Collected data entries
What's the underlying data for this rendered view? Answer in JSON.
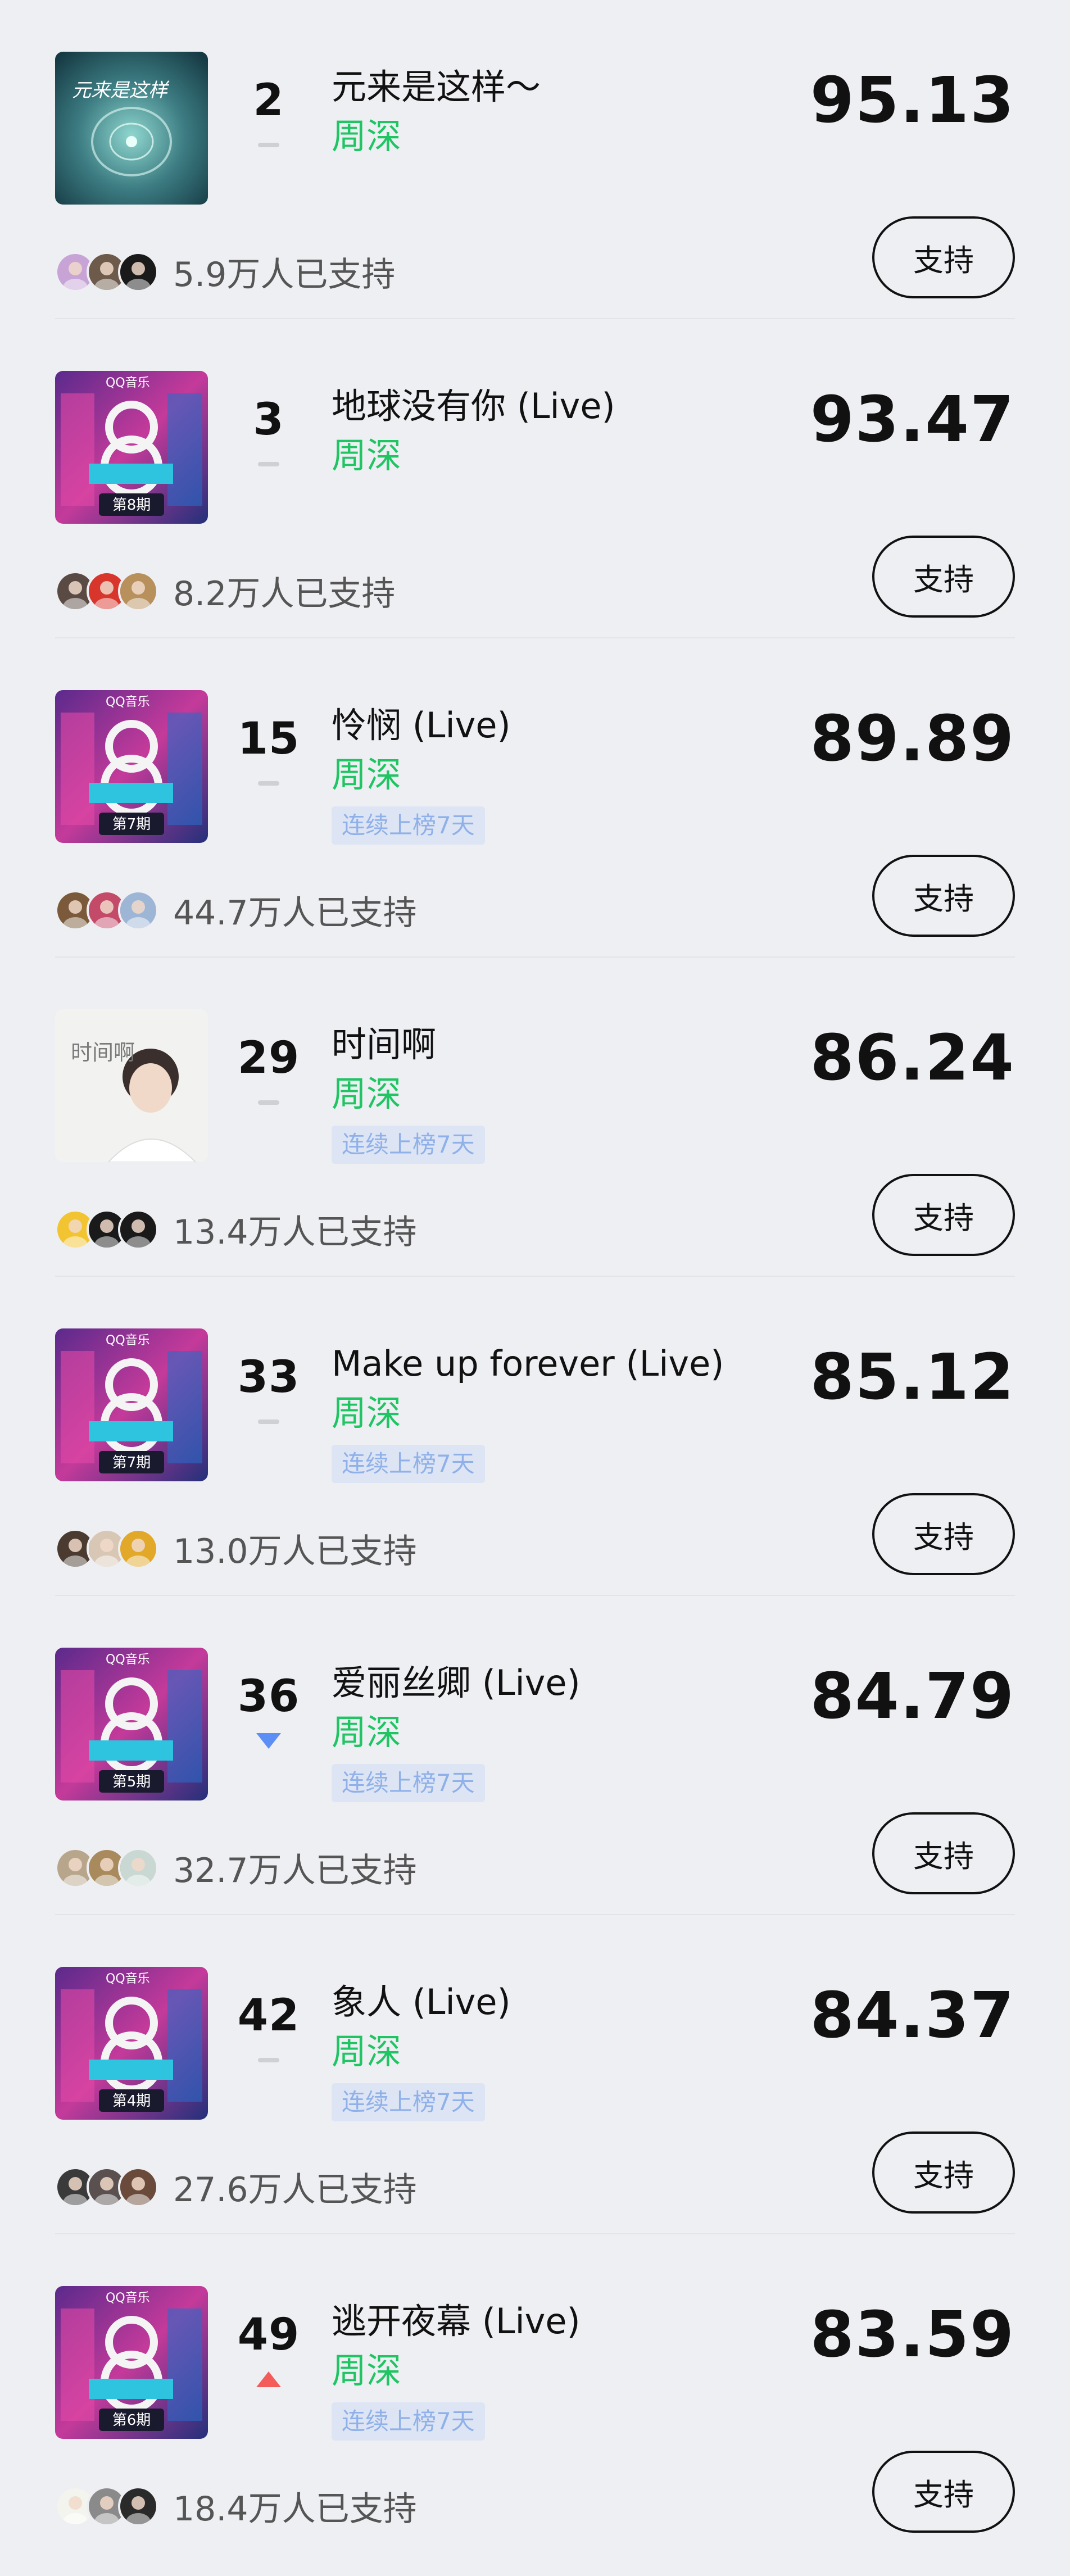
{
  "support_label": "支持",
  "rows": [
    {
      "rank": "2",
      "trend": "flat",
      "song": "元来是这样～",
      "artist": "周深",
      "streak": "",
      "score": "95.13",
      "supporters": "5.9万人已支持",
      "cover": "teal",
      "avatars": [
        "#c7a3d6",
        "#6d5a4a",
        "#1a1a1a"
      ]
    },
    {
      "rank": "3",
      "trend": "flat",
      "song": "地球没有你 (Live)",
      "artist": "周深",
      "streak": "",
      "score": "93.47",
      "supporters": "8.2万人已支持",
      "cover": "show",
      "issue": "第8期",
      "avatars": [
        "#5a4a44",
        "#d8362c",
        "#b8905c"
      ]
    },
    {
      "rank": "15",
      "trend": "flat",
      "song": "怜悯 (Live)",
      "artist": "周深",
      "streak": "连续上榜7天",
      "score": "89.89",
      "supporters": "44.7万人已支持",
      "cover": "show",
      "issue": "第7期",
      "avatars": [
        "#7a5a3a",
        "#c44a6a",
        "#9eb6d6"
      ]
    },
    {
      "rank": "29",
      "trend": "flat",
      "song": "时间啊",
      "artist": "周深",
      "streak": "连续上榜7天",
      "score": "86.24",
      "supporters": "13.4万人已支持",
      "cover": "white",
      "avatars": [
        "#f2c431",
        "#1a1a1a",
        "#1a1a1a"
      ]
    },
    {
      "rank": "33",
      "trend": "flat",
      "song": "Make up forever (Live)",
      "artist": "周深",
      "streak": "连续上榜7天",
      "score": "85.12",
      "supporters": "13.0万人已支持",
      "cover": "show",
      "issue": "第7期",
      "avatars": [
        "#4a3a30",
        "#d9c7b6",
        "#e1a82a"
      ]
    },
    {
      "rank": "36",
      "trend": "down",
      "song": "爱丽丝卿 (Live)",
      "artist": "周深",
      "streak": "连续上榜7天",
      "score": "84.79",
      "supporters": "32.7万人已支持",
      "cover": "show",
      "issue": "第5期",
      "avatars": [
        "#b8a68c",
        "#a88a5c",
        "#c9d8d3"
      ]
    },
    {
      "rank": "42",
      "trend": "flat",
      "song": "象人 (Live)",
      "artist": "周深",
      "streak": "连续上榜7天",
      "score": "84.37",
      "supporters": "27.6万人已支持",
      "cover": "show",
      "issue": "第4期",
      "avatars": [
        "#3a3a3a",
        "#5a5050",
        "#6a4a3a"
      ]
    },
    {
      "rank": "49",
      "trend": "up",
      "song": "逃开夜幕 (Live)",
      "artist": "周深",
      "streak": "连续上榜7天",
      "score": "83.59",
      "supporters": "18.4万人已支持",
      "cover": "show",
      "issue": "第6期",
      "avatars": [
        "#f4f4ee",
        "#8a8a8a",
        "#2a2a2a"
      ]
    }
  ],
  "covers": {
    "teal_title": "元来是这样",
    "white_title": "时间啊",
    "show_brand": "QQ音乐"
  },
  "colors": {
    "accent_green": "#1fc463",
    "trend_down": "#5b8ff6",
    "trend_up": "#f45c5c",
    "streak_bg": "#dde5f5",
    "streak_text": "#8fb0e8"
  }
}
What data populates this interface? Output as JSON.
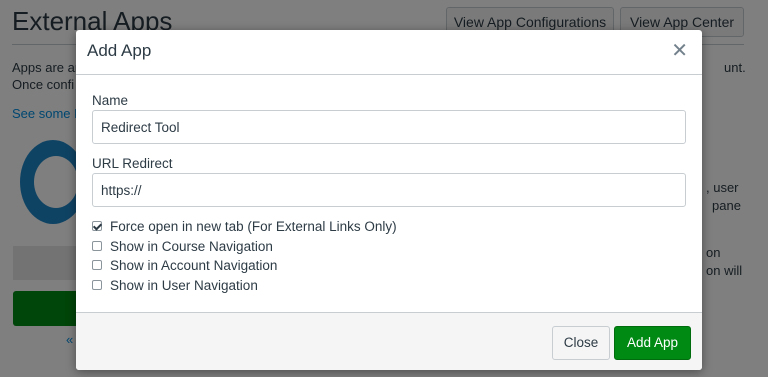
{
  "background": {
    "title": "External Apps",
    "buttons": {
      "configurations": "View App Configurations",
      "center": "View App Center"
    },
    "text_line1": "Apps are ar",
    "text_line2": "Once confi",
    "text_right1": "unt.",
    "link": "See some L",
    "right_frag1": ", user",
    "right_frag2": "pane",
    "right_frag3": "on",
    "right_frag4": "on will",
    "pager": "«"
  },
  "modal": {
    "title": "Add App",
    "close_glyph": "✕",
    "name_label": "Name",
    "name_value": "Redirect Tool",
    "url_label": "URL Redirect",
    "url_value": "https://",
    "checkboxes": [
      {
        "label": "Force open in new tab (For External Links Only)",
        "checked": true
      },
      {
        "label": "Show in Course Navigation",
        "checked": false
      },
      {
        "label": "Show in Account Navigation",
        "checked": false
      },
      {
        "label": "Show in User Navigation",
        "checked": false
      }
    ],
    "close_button": "Close",
    "add_button": "Add App"
  },
  "colors": {
    "primary_button": "#008a13",
    "link": "#008ee2",
    "text": "#2d3b45"
  },
  "icons": {
    "close": "close-icon",
    "checkbox": "checkbox-icon"
  }
}
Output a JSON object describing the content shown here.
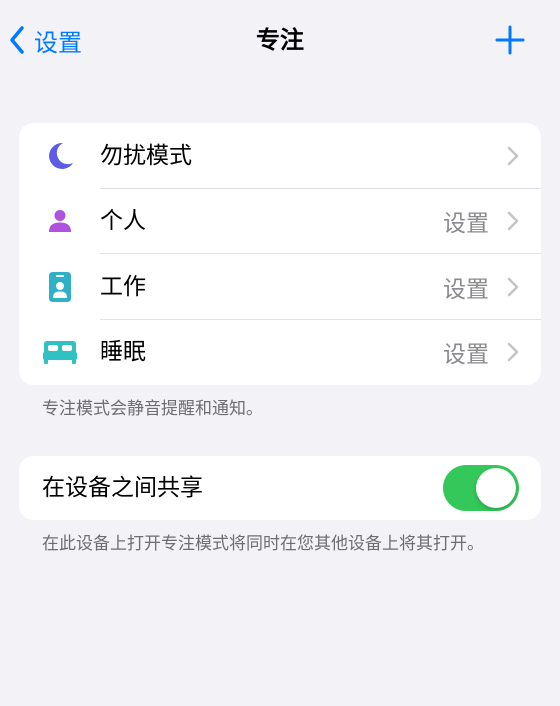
{
  "navbar": {
    "back_label": "设置",
    "title": "专注",
    "add_icon": "plus-icon",
    "accent_color": "#007aff"
  },
  "modes": {
    "items": [
      {
        "label": "勿扰模式",
        "value": "",
        "icon": "moon-icon",
        "icon_color": "#5e5ce6"
      },
      {
        "label": "个人",
        "value": "设置",
        "icon": "person-icon",
        "icon_color": "#af52de"
      },
      {
        "label": "工作",
        "value": "设置",
        "icon": "id-badge-icon",
        "icon_color": "#30b0c7"
      },
      {
        "label": "睡眠",
        "value": "设置",
        "icon": "bed-icon",
        "icon_color": "#30c2c2"
      }
    ],
    "footnote": "专注模式会静音提醒和通知。"
  },
  "share": {
    "label": "在设备之间共享",
    "toggle_on": true,
    "toggle_color": "#34c759",
    "footnote": "在此设备上打开专注模式将同时在您其他设备上将其打开。"
  }
}
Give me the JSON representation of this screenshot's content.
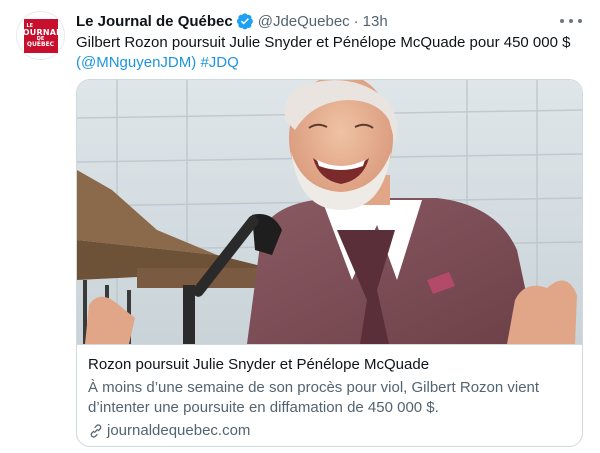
{
  "account": {
    "name": "Le Journal de Québec",
    "handle": "@JdeQuebec",
    "separator": "·",
    "time": "13h",
    "logo_text": [
      "LE",
      "JOURNAL",
      "DE",
      "QUÉBEC"
    ]
  },
  "tweet": {
    "text": "Gilbert Rozon poursuit Julie Snyder et Pénélope McQuade pour 450 000 $",
    "mention_open": "(",
    "mention": "@MNguyenJDM",
    "mention_close": ")",
    "hashtag": "#JDQ"
  },
  "card": {
    "title": "Rozon poursuit Julie Snyder et Pénélope McQuade",
    "description": "À moins d’une semaine de son procès pour viol, Gilbert Rozon vient d’intenter une poursuite en diffamation de 450 000 $.",
    "domain": "journaldequebec.com"
  },
  "icons": {
    "verified": "verified-badge-icon",
    "more": "more-options-icon",
    "link": "link-icon"
  },
  "colors": {
    "link_blue": "#1b95e0",
    "verified_blue": "#1da1f2",
    "brand_red": "#c8102e",
    "secondary_text": "#536471"
  }
}
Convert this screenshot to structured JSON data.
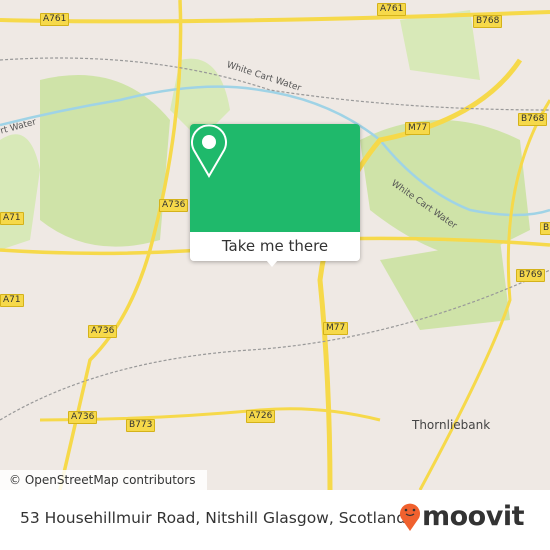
{
  "map": {
    "road_shields": [
      {
        "ref": "A761"
      },
      {
        "ref": "A761"
      },
      {
        "ref": "B768"
      },
      {
        "ref": "B768"
      },
      {
        "ref": "M77"
      },
      {
        "ref": "A736"
      },
      {
        "ref": "A736"
      },
      {
        "ref": "A736"
      },
      {
        "ref": "B773"
      },
      {
        "ref": "A726"
      },
      {
        "ref": "M77"
      },
      {
        "ref": "B769"
      },
      {
        "ref": "A71"
      },
      {
        "ref": "A71"
      },
      {
        "ref": "B"
      }
    ],
    "labels": {
      "river_1": "White Cart Water",
      "river_2": "White Cart Water",
      "river_3": "rt Water",
      "place_1": "Thornliebank"
    },
    "colors": {
      "land": "#efe9e4",
      "park": "#cfe3a8",
      "road": "#f6d94a",
      "water": "#9fd3e6",
      "marker": "#1fb96b"
    }
  },
  "popup": {
    "button_label": "Take me there",
    "icon": "map-pin-icon"
  },
  "attribution": "© OpenStreetMap contributors",
  "footer": {
    "address": "53 Househillmuir Road, Nitshill Glasgow, Scotland",
    "brand": "moovit",
    "brand_color": "#f0612e"
  }
}
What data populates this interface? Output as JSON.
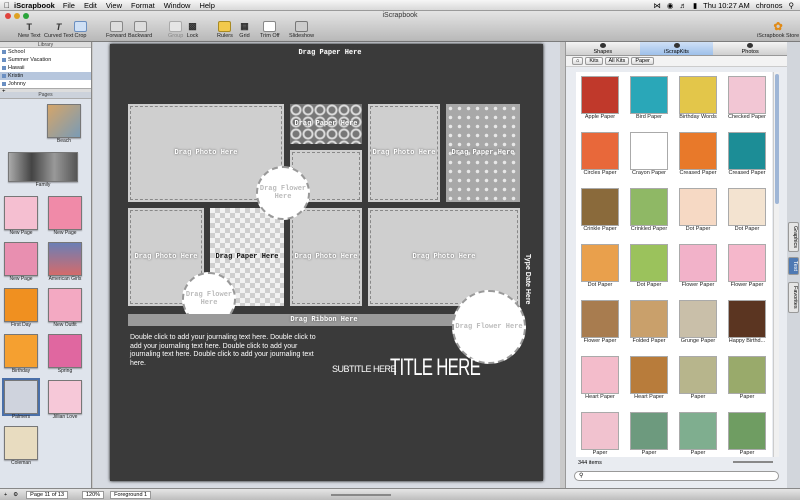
{
  "menubar": {
    "app_name": "iScrapbook",
    "items": [
      "File",
      "Edit",
      "View",
      "Format",
      "Window",
      "Help"
    ],
    "clock": "Thu 10:27 AM",
    "user": "chronos"
  },
  "window": {
    "title": "iScrapbook"
  },
  "toolbar": {
    "new_text": "New Text",
    "curved_text": "Curved Text",
    "crop": "Crop",
    "forward": "Forward",
    "backward": "Backward",
    "group": "Group",
    "lock": "Lock",
    "rulers": "Rulers",
    "grid": "Grid",
    "trim_off": "Trim Off",
    "slideshow": "Slideshow",
    "store": "iScrapbook Store"
  },
  "library": {
    "header": "Library",
    "items": [
      "School",
      "Summer Vacation",
      "Hawaii",
      "Kristin",
      "Johnny"
    ],
    "selected": "Kristin"
  },
  "pages": {
    "header": "Pages",
    "items": [
      "Beach",
      "Family",
      "New Page",
      "New Page",
      "New Page",
      "American Girls",
      "First Day",
      "New Outfit",
      "Birthday",
      "Spring",
      "Palmers",
      "Jillian Love",
      "Coleman"
    ]
  },
  "canvas": {
    "drag_paper_top": "Drag Paper Here",
    "drag_photo": "Drag Photo Here",
    "drag_paper": "Drag Paper Here",
    "drag_flower": "Drag Flower Here",
    "drag_ribbon": "Drag Ribbon Here",
    "journal_text": "Double click to add your journaling text here. Double click to add your journaling text here. Double click to add your journaling text here. Double click to add your journaling text here.",
    "subtitle": "SUBTITLE HERE",
    "title": "TITLE HERE",
    "date_text": "Type Date Here",
    "zoom": "120%",
    "layer": "Foreground 1"
  },
  "status": {
    "page_of": "Page 11 of 13"
  },
  "kit_panel": {
    "tabs": [
      "Shapes",
      "iScrapKits",
      "Photos"
    ],
    "active_tab": "iScrapKits",
    "crumbs": [
      "Kits",
      "All Kits",
      "Paper"
    ],
    "items": [
      {
        "name": "Apple Paper",
        "color": "#c0392b"
      },
      {
        "name": "Bird Paper",
        "color": "#2aa7b8"
      },
      {
        "name": "Birthday Words",
        "color": "#e3c64a"
      },
      {
        "name": "Checked Paper",
        "color": "#f2c6d4"
      },
      {
        "name": "Circles Paper",
        "color": "#e8683a"
      },
      {
        "name": "Crayon Paper",
        "color": "#ffffff"
      },
      {
        "name": "Creased Paper",
        "color": "#e8792a"
      },
      {
        "name": "Creased Paper",
        "color": "#1c8d96"
      },
      {
        "name": "Crinkle Paper",
        "color": "#8a6a3b"
      },
      {
        "name": "Crinkled Paper",
        "color": "#8fb865"
      },
      {
        "name": "Dot Paper",
        "color": "#f6d9c4"
      },
      {
        "name": "Dot Paper",
        "color": "#f3e3d0"
      },
      {
        "name": "Dot Paper",
        "color": "#e9a04c"
      },
      {
        "name": "Dot Paper",
        "color": "#9bc25c"
      },
      {
        "name": "Flower Paper",
        "color": "#f2b2c9"
      },
      {
        "name": "Flower Paper",
        "color": "#f5b7cb"
      },
      {
        "name": "Flower Paper",
        "color": "#a87c4f"
      },
      {
        "name": "Folded Paper",
        "color": "#c9a06b"
      },
      {
        "name": "Grunge Paper",
        "color": "#c9bfa9"
      },
      {
        "name": "Happy Birthd...",
        "color": "#5b3521"
      },
      {
        "name": "Heart Paper",
        "color": "#f3bccb"
      },
      {
        "name": "Heart Paper",
        "color": "#b87c3b"
      },
      {
        "name": "Paper",
        "color": "#b7b58c"
      },
      {
        "name": "Paper",
        "color": "#99aa6b"
      },
      {
        "name": "Paper",
        "color": "#f1c2cf"
      },
      {
        "name": "Paper",
        "color": "#6d9a7e"
      },
      {
        "name": "Paper",
        "color": "#7fae8f"
      },
      {
        "name": "Paper",
        "color": "#6f9d62"
      }
    ],
    "count": "344 items",
    "search_placeholder": ""
  },
  "side_tabs": [
    "Graphics",
    "Text",
    "Favorites"
  ]
}
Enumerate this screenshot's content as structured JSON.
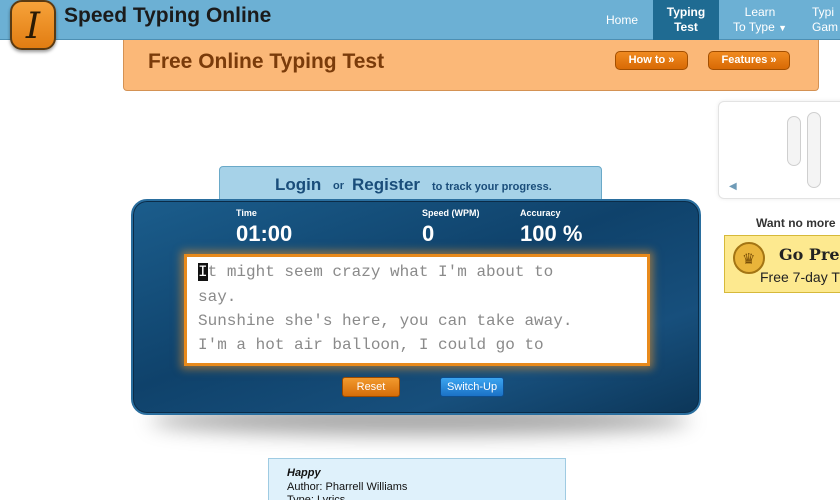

GOAL OF THE EXERCISE ▸ The word "Apps" appears in how many lines of the data? Answer with only the number.

OUTPUT BELOW ▸ 2